**SELECTED EXCERPT**

⟨

Deal focus: Morse Micro takes Wi-Fi to the next level

Australia’s Main Sequence Ventures plans to make Morse Micro one of the few Wi-Fi chipmakers in an easy-to-imagine future where more reliable, long-range device connectivity surges in demand
There are currently 7.7bn internet-of-things (IoT) devices in circulation globally, and that number will grow to 25.4bn in the next seven years, according to UK-based IT research firm Transforma Insights. Meanwhile, the number of non-IoT devices will remain steady at about 10bn.
“Don’t underestimate this market,” said Mike Nicholls, a partner at Australia’s Main Sequence Ventures. “People say IoT didn’t really have the impact we thought it would, but they’re not thinking about it the right way. All these sensors out there in the world – we’re not thinking of them like IoT devices, but they are. There are literally hundreds of millions of products shipping a year.”
Having been hatched from Australian science agency CSIRO, the inventor of Wi-Fi, Main Sequence has been conscious of this perspective from its inception in 2017. That’s when it made its first investment in Wi-Fi chipmaker Morse Micro alongside PAN Group, a local private equity firm.
Main Sequence led a USD 24m (USD 16m) Series A round two years later, channelling CSIRO’s Wi-Fi royalties back into the industry’s next generation. CSIRO was a key strategic partner during this period, supporting prototyping and test work and helping bridge the chasm between research and production.
Main Sequence closed its second fund on AUD 250m, sourcing the entire corpus from third-party investors to cement its independence, yet a strategic connection to CSIRO remains. The firm re-upped in Morse this month as part of a AUD 140m Series B led by Japan-listed semiconductor company MegaChips Corporation.
The deal featured a mix of financial, academic, government-affiliated, and industry-related investors. They include Blackbird Ventures, Skip Capital, Uniseed, Clean Energy Finance Corporation, and Malcolm Turnbull, the former Australian prime minister.
“There aren’t that many semiconductor investors globally,” Nicholls observed. “It’s an acquired taste, and few people understand the process of bringing a chip to market.”
The thinking is that while it’s a long road to commercialisation, those that make it to the finish line will become huge – and Morse’s core offering appears to position it well for this narrative. The company has produced a Wi-Fi chip that uses HaLow technology, which effectively gives devices more than 10x the range of standard wireless networks and enhanced ability to radio through walls.
“It’s probably the first real chip of any significance that’s been built for 20 years in Australia,” Nicholls said. “There have been a lot of little design companies and foreign R&D companies with a lab in Australia, but nobody has actually designed and built a whole chip.”
HaLow’s advantages have made it industry standard only in the past year, so production knowhow remains relatively scarce. Morse retains some intellectual property rights around various components, but it’s main barrier to entry is the sheer complexity of prototyping, convincing device makers on specific designs, and industrialising production.

⟩

**RECORD SET**
⟨

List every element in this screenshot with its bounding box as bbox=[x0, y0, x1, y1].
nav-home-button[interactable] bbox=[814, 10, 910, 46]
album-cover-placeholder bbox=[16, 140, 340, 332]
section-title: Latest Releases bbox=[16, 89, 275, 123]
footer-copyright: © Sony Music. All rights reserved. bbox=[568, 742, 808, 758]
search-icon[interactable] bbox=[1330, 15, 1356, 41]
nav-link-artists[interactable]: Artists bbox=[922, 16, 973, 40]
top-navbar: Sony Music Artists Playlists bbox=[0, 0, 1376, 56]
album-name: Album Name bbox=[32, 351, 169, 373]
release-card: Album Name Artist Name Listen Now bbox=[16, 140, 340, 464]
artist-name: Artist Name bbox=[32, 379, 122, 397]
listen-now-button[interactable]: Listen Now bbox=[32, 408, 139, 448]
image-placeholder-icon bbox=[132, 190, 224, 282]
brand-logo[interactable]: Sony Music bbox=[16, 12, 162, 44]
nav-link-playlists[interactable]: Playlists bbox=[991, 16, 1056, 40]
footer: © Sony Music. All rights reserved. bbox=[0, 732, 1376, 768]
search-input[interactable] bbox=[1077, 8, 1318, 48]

⟩

**WHAT TO WORK ON**
From the Morse Micro article, write out the passage that begins at the words "HaLow’s advantages have" and stops after the words "and industrialising production.".

**OUTPUT OF THE EXERCISE**
HaLow’s advantages have made it industry standard only in the past year, so production knowhow remains relatively scarce. Morse retains some intellectual property rights around various components, but it’s main barrier to entry is the sheer complexity of prototyping, convincing device makers on specific designs, and industrialising production.